Work item
Resume the piece below on the best trad metal albums of 2023, picking up right after its last sentence.

Metal’s in safe hands judging by the slew of fist-pumping future classics that fired up the Rushonrock stereo this year.
From grizzled veterans to hot new blood, the genre that refuses to die was celebrated by a dedicated band of denim and leather clad disciples.
But did your trad metal favourite land inside this year’s Rushonrock best trad metal albums of 2023?

10. Tygers Of Pan Tang – Bloodlines (Mighty Music)

The band’s biggest hit since their 80s heyday had fans and critics alike scrambling for riff-laden superlatives as Bloodlines echoed NWOBHM’s classic heartbeat.

Robb Weir and co. crafted a record rooted in the past and yet pointing to the future – Jack Meille’s steel-plated tone setting the standard for metal frontmen everywhere.

In My Blood and Taste Of Love topped the list of bullet proof new tunes. Pantastic! Simon Rushworth.

9. Sorcerer – Reign of the Reaper (Metal Blade)

Heard a more dramatic entrance to an album than Morning Star?

We very much doubt it.

Well certainly not this year.

Records provided

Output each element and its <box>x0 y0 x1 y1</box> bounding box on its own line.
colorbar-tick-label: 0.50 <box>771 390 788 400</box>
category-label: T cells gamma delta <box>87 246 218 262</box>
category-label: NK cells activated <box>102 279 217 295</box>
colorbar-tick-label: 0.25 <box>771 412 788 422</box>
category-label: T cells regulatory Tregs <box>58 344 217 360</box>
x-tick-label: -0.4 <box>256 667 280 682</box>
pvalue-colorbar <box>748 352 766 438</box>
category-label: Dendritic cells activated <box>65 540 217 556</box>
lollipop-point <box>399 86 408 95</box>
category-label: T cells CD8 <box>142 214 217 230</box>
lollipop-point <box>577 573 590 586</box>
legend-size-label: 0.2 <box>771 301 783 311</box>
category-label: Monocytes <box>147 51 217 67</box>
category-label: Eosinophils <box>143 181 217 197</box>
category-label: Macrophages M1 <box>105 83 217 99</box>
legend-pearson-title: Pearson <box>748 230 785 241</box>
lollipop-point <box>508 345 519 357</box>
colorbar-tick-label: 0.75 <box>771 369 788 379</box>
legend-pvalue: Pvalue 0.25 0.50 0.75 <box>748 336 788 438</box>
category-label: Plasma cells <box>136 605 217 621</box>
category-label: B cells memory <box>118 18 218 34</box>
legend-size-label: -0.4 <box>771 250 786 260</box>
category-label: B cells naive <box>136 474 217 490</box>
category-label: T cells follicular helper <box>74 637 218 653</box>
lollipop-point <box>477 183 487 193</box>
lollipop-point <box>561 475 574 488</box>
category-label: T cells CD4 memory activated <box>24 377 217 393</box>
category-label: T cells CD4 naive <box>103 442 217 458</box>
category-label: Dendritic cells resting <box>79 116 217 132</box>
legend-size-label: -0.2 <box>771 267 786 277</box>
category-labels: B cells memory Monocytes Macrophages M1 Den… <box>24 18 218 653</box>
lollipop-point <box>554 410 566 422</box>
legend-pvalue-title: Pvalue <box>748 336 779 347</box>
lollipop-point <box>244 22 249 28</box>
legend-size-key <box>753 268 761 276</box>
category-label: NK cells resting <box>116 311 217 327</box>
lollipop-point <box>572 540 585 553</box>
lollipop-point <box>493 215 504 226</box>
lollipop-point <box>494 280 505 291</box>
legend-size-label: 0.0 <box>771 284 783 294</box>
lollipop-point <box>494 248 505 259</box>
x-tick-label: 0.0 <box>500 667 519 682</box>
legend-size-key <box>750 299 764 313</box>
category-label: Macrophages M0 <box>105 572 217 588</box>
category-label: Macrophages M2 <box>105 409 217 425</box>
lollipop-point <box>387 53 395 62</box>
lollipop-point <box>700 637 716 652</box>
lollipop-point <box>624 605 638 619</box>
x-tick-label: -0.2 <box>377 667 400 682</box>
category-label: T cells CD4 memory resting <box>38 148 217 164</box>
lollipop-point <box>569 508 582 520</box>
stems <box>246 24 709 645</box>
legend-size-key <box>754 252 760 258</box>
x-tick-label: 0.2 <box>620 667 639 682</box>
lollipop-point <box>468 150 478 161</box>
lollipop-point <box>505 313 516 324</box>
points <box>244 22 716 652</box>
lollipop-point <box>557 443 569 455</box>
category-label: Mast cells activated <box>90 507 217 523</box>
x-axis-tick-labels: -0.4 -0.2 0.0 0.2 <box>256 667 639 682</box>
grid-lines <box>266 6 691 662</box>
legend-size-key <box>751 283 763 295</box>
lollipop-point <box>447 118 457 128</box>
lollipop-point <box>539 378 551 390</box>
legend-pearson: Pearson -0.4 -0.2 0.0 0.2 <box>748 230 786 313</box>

Expected output
Sorcerer have the grandeur of epic doom about them, but they’re also prepared to go for the jugular with rip roaring heavy metal: this album’s opener and Thy Kingdom Will Come are just two examples of their prowess.

Of course, the ace in Sorcerer’s pack is singer Anders Engberg – surely one of the most underrated vocalists in metal – but guitarists Kristian Niemann and Peter Hallgren shine brightly here too, sprinkling magic dust over bombastic rhythms, yet letting Engberg soar (which he frequently does).

The Swedes have gone from strength to strength since reigniting in 2010. And Reign of the Reaper is another big step on their journey. Rich Holmes.

8. Doro – Conqueress: Forever Strong And Proud (Nuclear Blast)

The original Metal Queen is enjoying an Indian Summer as she approaches the twilight of her career and Conqueress was a titanic tour de force from the Teutonic piledriver.

Steeped in trad metal tropes and yet never slipping into hackneyed cliché, a fast-paced and furious set never loosened its leather-gloved grip.

A compelling cover of the Judas Priest classic Living After Midnight – featuring Rob Halford – was probably the most metal thing we heard all year! SR.

7. Cirith Ungol – Dark Parade (Metal Blade)

The end may be drawing near for Cirith Ungol. Back in October, the Ventura veterans announced that they’d be bowing out of live shows by the end of 2024.  

And that’s a crying shame, as Looking Glass and Distant Shadows, just two of Dark Parade’s highlights, are begging to be played through towering Marshall stacks for years to come.  

Yep, the Californian quintet delivered another shining example of metal class in 2023.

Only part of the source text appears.